[Image layout annotations]
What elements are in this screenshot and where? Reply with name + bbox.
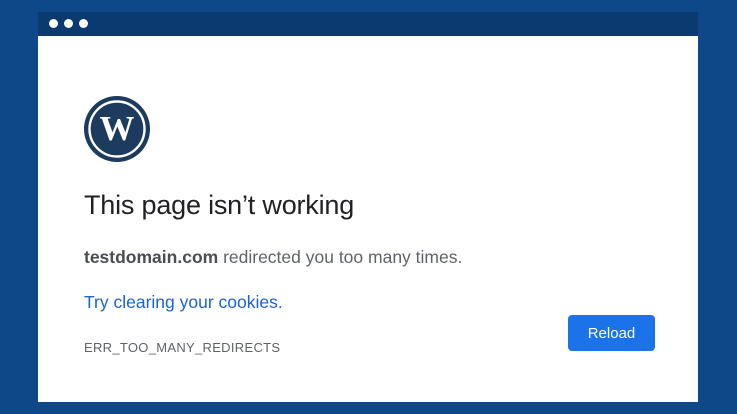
reload-button[interactable]: Reload [568,315,655,351]
error-message-text: redirected you too many times. [218,247,463,267]
error-message: testdomain.com redirected you too many t… [84,247,462,268]
wordpress-logo-icon: W [84,96,150,162]
error-domain: testdomain.com [84,247,219,267]
error-code: ERR_TOO_MANY_REDIRECTS [84,340,281,355]
window-titlebar [38,12,698,36]
clear-cookies-link[interactable]: Try clearing your cookies. [84,292,283,313]
wordpress-logo-letter: W [100,109,135,148]
page-title: This page isn’t working [84,190,355,220]
window-dot-icon[interactable] [79,19,88,28]
browser-window: W This page isn’t working testdomain.com… [38,12,698,402]
window-dot-icon[interactable] [64,19,73,28]
window-dot-icon[interactable] [49,19,58,28]
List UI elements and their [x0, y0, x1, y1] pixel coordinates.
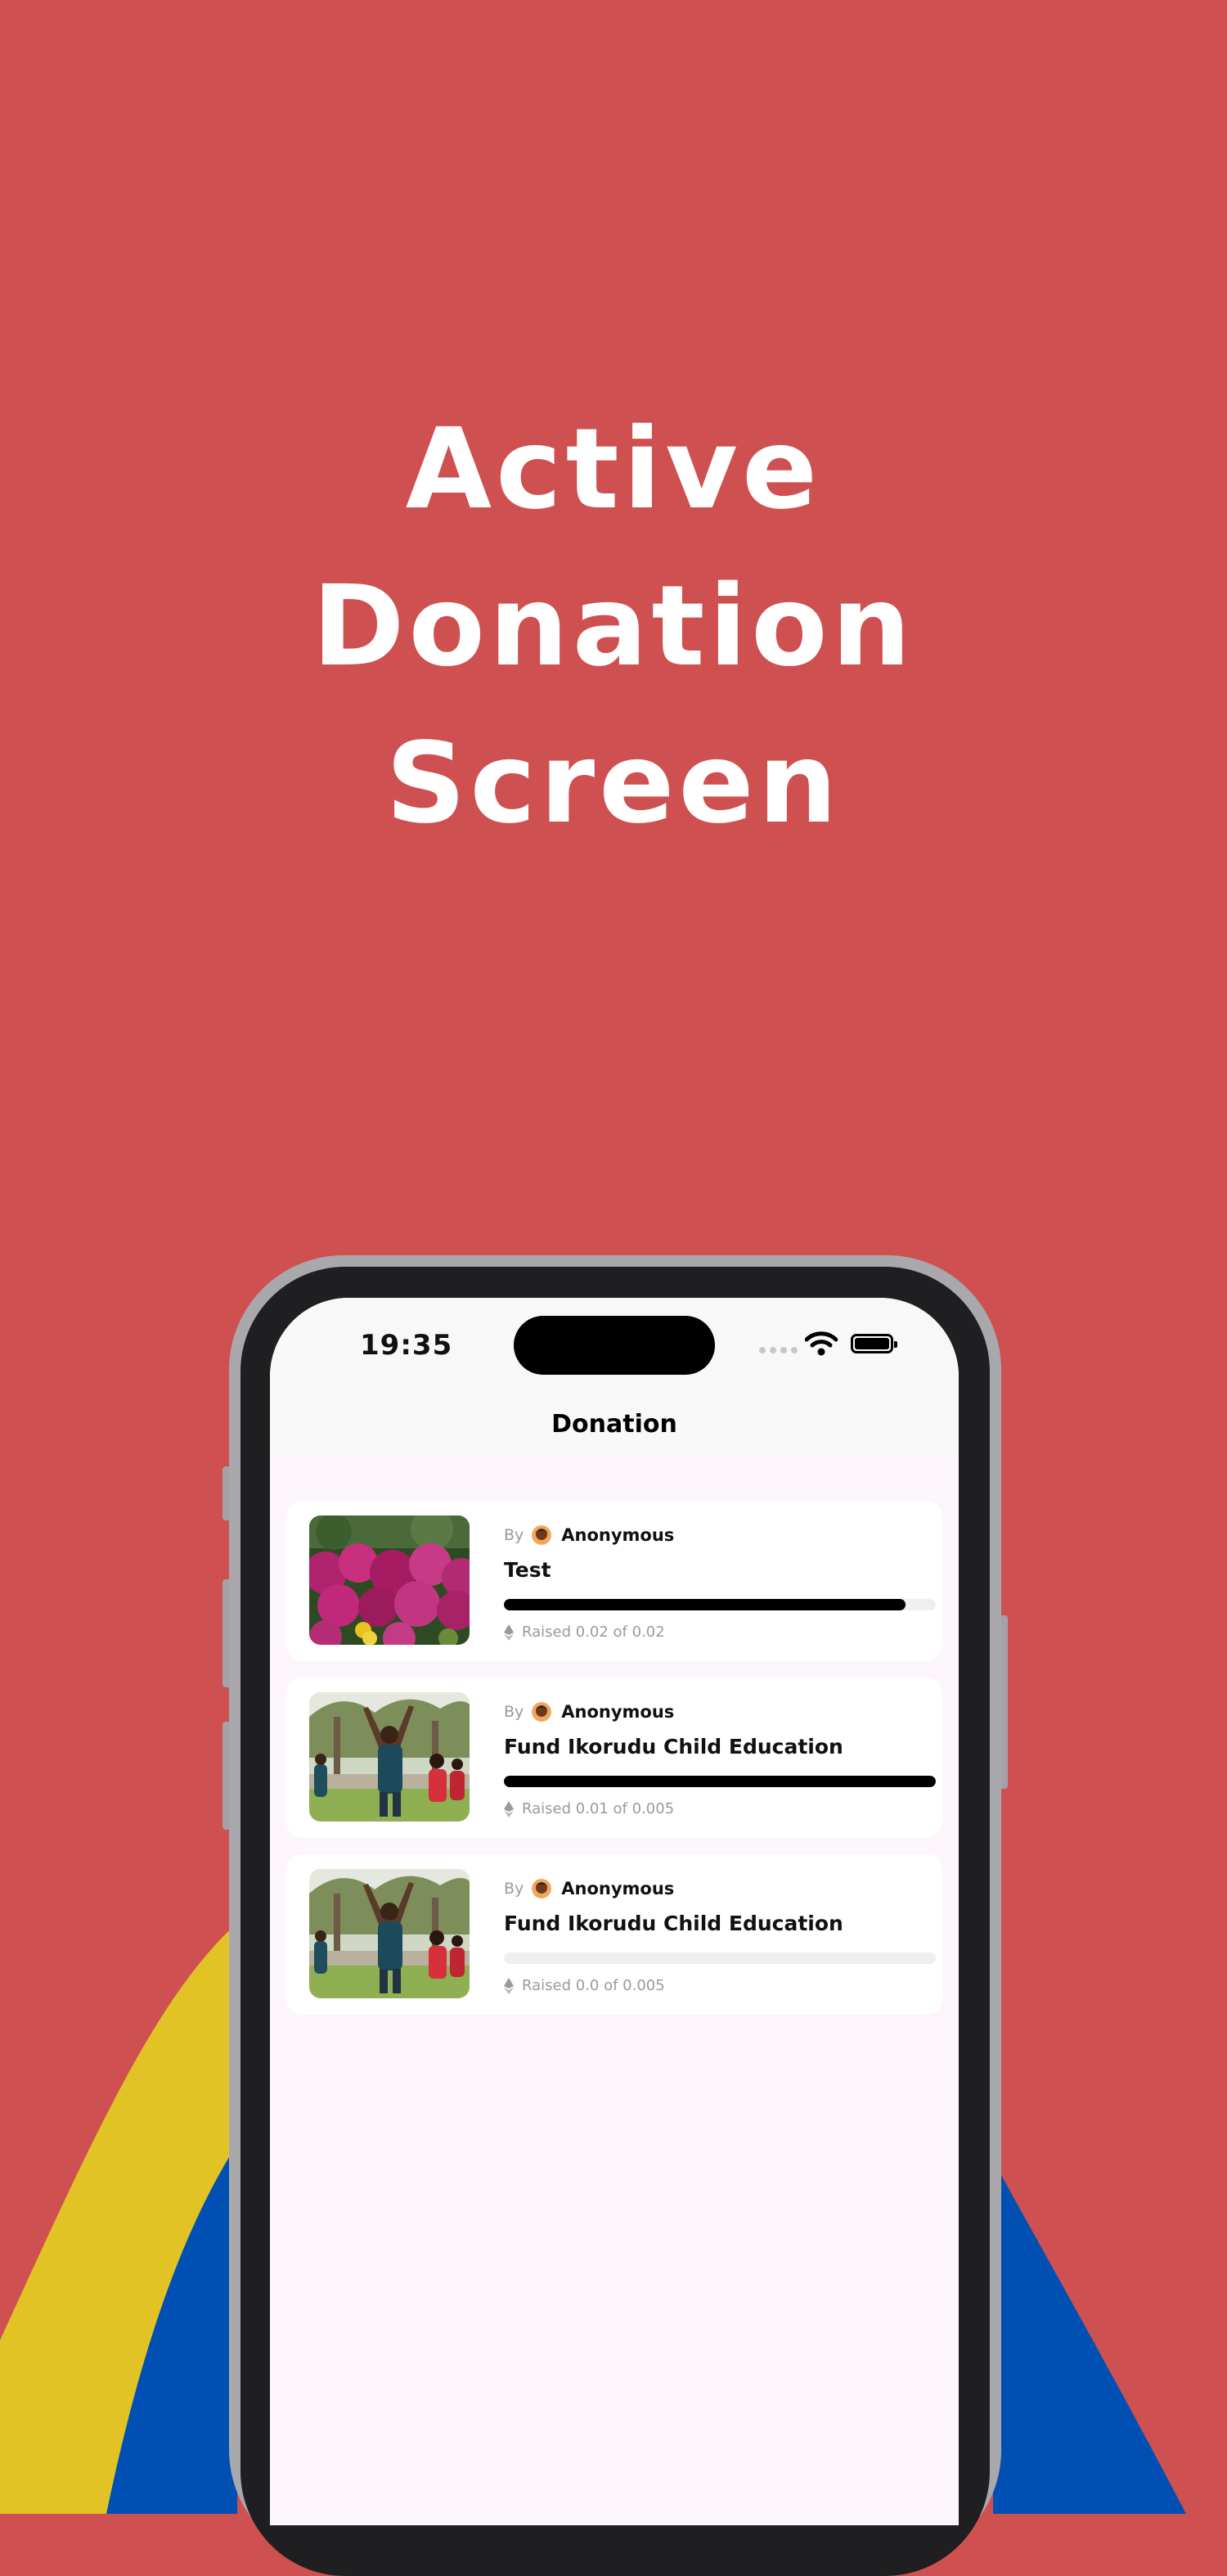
donation-title: Test [504, 1558, 551, 1582]
phone-screen: 19:35 Donation By Anonymous Test Raised … [270, 1298, 959, 2525]
progress-fill [504, 1599, 906, 1610]
donation-image-people [309, 1869, 470, 1998]
raised-amount: Raised 0.01 of 0.005 [522, 1800, 675, 1817]
raised-row: Raised 0.01 of 0.005 [504, 1800, 674, 1817]
page-title: Donation [551, 1410, 677, 1439]
battery-icon [851, 1334, 897, 1353]
donation-card[interactable]: By Anonymous Test Raised 0.02 of 0.02 [286, 1501, 942, 1661]
author-name: Anonymous [561, 1525, 675, 1545]
author-name: Anonymous [561, 1702, 675, 1722]
progress-bar [504, 1952, 936, 1964]
donation-image-flowers [309, 1515, 470, 1645]
author-row: By Anonymous [504, 1700, 674, 1723]
progress-bar [504, 1599, 936, 1610]
donation-image-people [309, 1692, 470, 1822]
avatar [532, 1879, 552, 1898]
avatar [532, 1525, 552, 1545]
raised-amount: Raised 0.0 of 0.005 [522, 1977, 665, 1994]
cellular-signal-icon [759, 1347, 798, 1353]
by-label: By [504, 1526, 524, 1544]
by-label: By [504, 1703, 524, 1721]
ethereum-icon [504, 1977, 514, 1994]
by-label: By [504, 1880, 524, 1898]
raised-row: Raised 0.0 of 0.005 [504, 1977, 665, 1994]
raised-row: Raised 0.02 of 0.02 [504, 1624, 665, 1641]
donation-card[interactable]: By Anonymous Fund Ikorudu Child Educatio… [286, 1678, 942, 1838]
wifi-icon [805, 1331, 838, 1356]
author-name: Anonymous [561, 1879, 675, 1898]
avatar [532, 1702, 552, 1722]
top-bar: 19:35 Donation [270, 1298, 959, 1455]
progress-bar [504, 1776, 936, 1787]
author-row: By Anonymous [504, 1524, 674, 1547]
author-row: By Anonymous [504, 1877, 674, 1900]
donation-card[interactable]: By Anonymous Fund Ikorudu Child Educatio… [286, 1854, 942, 2015]
headline-line-1: Active [405, 405, 822, 534]
progress-fill [504, 1776, 936, 1787]
headline-line-3: Screen [385, 719, 842, 849]
donation-title: Fund Ikorudu Child Education [504, 1912, 843, 1935]
raised-amount: Raised 0.02 of 0.02 [522, 1624, 665, 1641]
headline-line-2: Donation [312, 562, 915, 691]
headline: Active Donation Screen [0, 391, 1227, 862]
dynamic-island [514, 1316, 715, 1375]
donation-title: Fund Ikorudu Child Education [504, 1735, 843, 1759]
ethereum-icon [504, 1624, 514, 1641]
status-time: 19:35 [360, 1329, 453, 1362]
ethereum-icon [504, 1800, 514, 1817]
donation-list: By Anonymous Test Raised 0.02 of 0.02 By… [286, 1501, 942, 2031]
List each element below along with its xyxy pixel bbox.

**WHAT THIS TASK INVOLVES**
Switch every "donation-card" in the items above to "fundraiser-card" and write out all their lines again with nothing else changed. Leave the pictures out.

**RESULT OF THE TASK**
What elements are in this screenshot and where? Reply with name + bbox.
reload-button[interactable]: Reload [568,315,655,351]
error-message-text: redirected you too many times. [218,247,463,267]
error-message: testdomain.com redirected you too many t… [84,247,462,268]
wordpress-logo-icon: W [84,96,150,162]
error-domain: testdomain.com [84,247,219,267]
error-code: ERR_TOO_MANY_REDIRECTS [84,340,281,355]
window-titlebar [38,12,698,36]
clear-cookies-link[interactable]: Try clearing your cookies. [84,292,283,313]
wordpress-logo-letter: W [100,109,135,148]
page-title: This page isn’t working [84,190,355,220]
window-dot-icon[interactable] [79,19,88,28]
browser-window: W This page isn’t working testdomain.com… [38,12,698,402]
window-dot-icon[interactable] [64,19,73,28]
window-dot-icon[interactable] [49,19,58,28]
List UI elements and their [x0, y0, x1, y1] pixel coordinates.
donation-title: Test [504, 1558, 551, 1582]
phone-screen: 19:35 Donation By Anonymous Test Raised … [270, 1298, 959, 2525]
progress-fill [504, 1599, 906, 1610]
donation-image-people [309, 1869, 470, 1998]
raised-amount: Raised 0.01 of 0.005 [522, 1800, 675, 1817]
raised-row: Raised 0.01 of 0.005 [504, 1800, 674, 1817]
page-title: Donation [551, 1410, 677, 1439]
battery-icon [851, 1334, 897, 1353]
fundraiser-card[interactable]: By Anonymous Test Raised 0.02 of 0.02 [286, 1501, 942, 1661]
author-name: Anonymous [561, 1525, 675, 1545]
author-name: Anonymous [561, 1702, 675, 1722]
progress-bar [504, 1952, 936, 1964]
donation-image-flowers [309, 1515, 470, 1645]
author-row: By Anonymous [504, 1700, 674, 1723]
progress-bar [504, 1599, 936, 1610]
donation-image-people [309, 1692, 470, 1822]
avatar [532, 1879, 552, 1898]
avatar [532, 1525, 552, 1545]
raised-amount: Raised 0.0 of 0.005 [522, 1977, 665, 1994]
cellular-signal-icon [759, 1347, 798, 1353]
by-label: By [504, 1526, 524, 1544]
by-label: By [504, 1703, 524, 1721]
ethereum-icon [504, 1977, 514, 1994]
by-label: By [504, 1880, 524, 1898]
raised-row: Raised 0.0 of 0.005 [504, 1977, 665, 1994]
raised-row: Raised 0.02 of 0.02 [504, 1624, 665, 1641]
fundraiser-card[interactable]: By Anonymous Fund Ikorudu Child Educatio… [286, 1678, 942, 1838]
wifi-icon [805, 1331, 838, 1356]
author-name: Anonymous [561, 1879, 675, 1898]
avatar [532, 1702, 552, 1722]
top-bar: 19:35 Donation [270, 1298, 959, 1455]
progress-bar [504, 1776, 936, 1787]
author-row: By Anonymous [504, 1524, 674, 1547]
author-row: By Anonymous [504, 1877, 674, 1900]
fundraiser-card[interactable]: By Anonymous Fund Ikorudu Child Educatio… [286, 1854, 942, 2015]
headline-line-1: Active [405, 405, 822, 534]
progress-fill [504, 1776, 936, 1787]
headline-line-3: Screen [385, 719, 842, 849]
donation-title: Fund Ikorudu Child Education [504, 1912, 843, 1935]
raised-amount: Raised 0.02 of 0.02 [522, 1624, 665, 1641]
headline-line-2: Donation [312, 562, 915, 691]
headline: Active Donation Screen [0, 391, 1227, 862]
dynamic-island [514, 1316, 715, 1375]
donation-title: Fund Ikorudu Child Education [504, 1735, 843, 1759]
ethereum-icon [504, 1624, 514, 1641]
status-time: 19:35 [360, 1329, 453, 1362]
ethereum-icon [504, 1800, 514, 1817]
donation-list: By Anonymous Test Raised 0.02 of 0.02 By… [286, 1501, 942, 2031]
List each element below along with its xyxy pixel bbox.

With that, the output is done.